The data below should be printed in full, exactly, and without any of its images.

SUPPLIED INFORMATION:
[Begin]

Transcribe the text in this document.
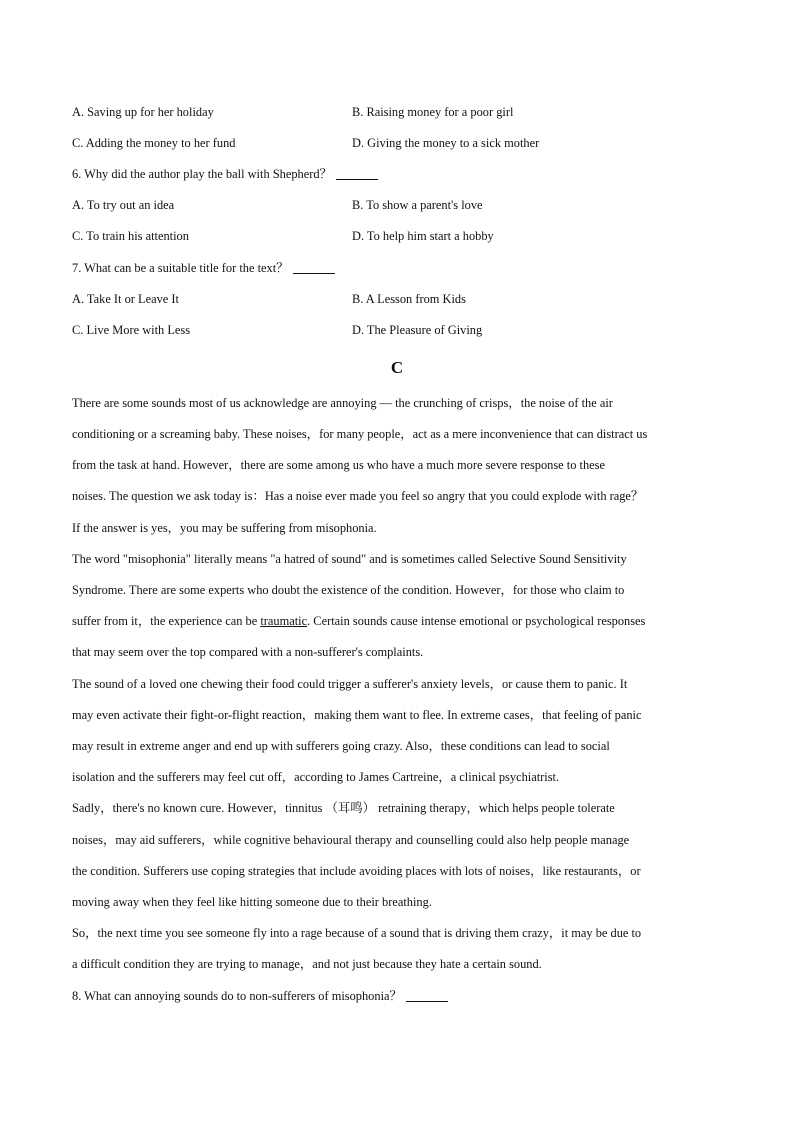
A. Saving up for her holiday	B. Raising money for a poor girl
C. Adding the money to her fund	D. Giving the money to a sick mother
6. Why did the author play the ball with Shepherd？
A. To try out an idea	B. To show a parent's love
C. To train his attention	D. To help him start a hobby
7. What can be a suitable title for the text？
A. Take It or Leave It	B. A Lesson from Kids
C. Live More with Less	D. The Pleasure of Giving
C
There are some sounds most of us acknowledge are annoying — the crunching of crisps，the noise of the air
conditioning or a screaming baby. These noises，for many people，act as a mere inconvenience that can distract us
from the task at hand. However，there are some among us who have a much more severe response to these
noises. The question we ask today is：Has a noise ever made you feel so angry that you could explode with rage？
If the answer is yes，you may be suffering from misophonia.
The word "misophonia" literally means "a hatred of sound" and is sometimes called Selective Sound Sensitivity
Syndrome. There are some experts who doubt the existence of the condition. However，for those who claim to
suffer from it，the experience can be traumatic. Certain sounds cause intense emotional or psychological responses
that may seem over the top compared with a non-sufferer's complaints.
The sound of a loved one chewing their food could trigger a sufferer's anxiety levels，or cause them to panic. It
may even activate their fight-or-flight reaction，making them want to flee. In extreme cases，that feeling of panic
may result in extreme anger and end up with sufferers going crazy. Also，these conditions can lead to social
isolation and the sufferers may feel cut off，according to James Cartreine，a clinical psychiatrist.
Sadly，there's no known cure. However，tinnitus （耳鸣） retraining therapy，which helps people tolerate
noises，may aid sufferers，while cognitive behavioural therapy and counselling could also help people manage
the condition. Sufferers use coping strategies that include avoiding places with lots of noises，like restaurants，or
moving away when they feel like hitting someone due to their breathing.
So，the next time you see someone fly into a rage because of a sound that is driving them crazy，it may be due to
a difficult condition they are trying to manage，and not just because they hate a certain sound.
8. What can annoying sounds do to non-sufferers of misophonia？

[End]

EXERCISE ANSWER:
Transcribe the text in this document.
A. Saving up for her holiday	B. Raising money for a poor girl
C. Adding the money to her fund	D. Giving the money to a sick mother
6. Why did the author play the ball with Shepherd？
A. To try out an idea	B. To show a parent's love
C. To train his attention	D. To help him start a hobby
7. What can be a suitable title for the text？
A. Take It or Leave It	B. A Lesson from Kids
C. Live More with Less	D. The Pleasure of Giving
C
There are some sounds most of us acknowledge are annoying — the crunching of crisps，the noise of the air
conditioning or a screaming baby. These noises，for many people，act as a mere inconvenience that can distract us
from the task at hand. However，there are some among us who have a much more severe response to these
noises. The question we ask today is：Has a noise ever made you feel so angry that you could explode with rage？
If the answer is yes，you may be suffering from misophonia.
The word "misophonia" literally means "a hatred of sound" and is sometimes called Selective Sound Sensitivity
Syndrome. There are some experts who doubt the existence of the condition. However，for those who claim to
suffer from it，the experience can be traumatic. Certain sounds cause intense emotional or psychological responses
that may seem over the top compared with a non-sufferer's complaints.
The sound of a loved one chewing their food could trigger a sufferer's anxiety levels，or cause them to panic. It
may even activate their fight-or-flight reaction，making them want to flee. In extreme cases，that feeling of panic
may result in extreme anger and end up with sufferers going crazy. Also，these conditions can lead to social
isolation and the sufferers may feel cut off，according to James Cartreine，a clinical psychiatrist.
Sadly，there's no known cure. However，tinnitus （耳鸣） retraining therapy，which helps people tolerate
noises，may aid sufferers，while cognitive behavioural therapy and counselling could also help people manage
the condition. Sufferers use coping strategies that include avoiding places with lots of noises，like restaurants，or
moving away when they feel like hitting someone due to their breathing.
So，the next time you see someone fly into a rage because of a sound that is driving them crazy，it may be due to
a difficult condition they are trying to manage，and not just because they hate a certain sound.
8. What can annoying sounds do to non-sufferers of misophonia？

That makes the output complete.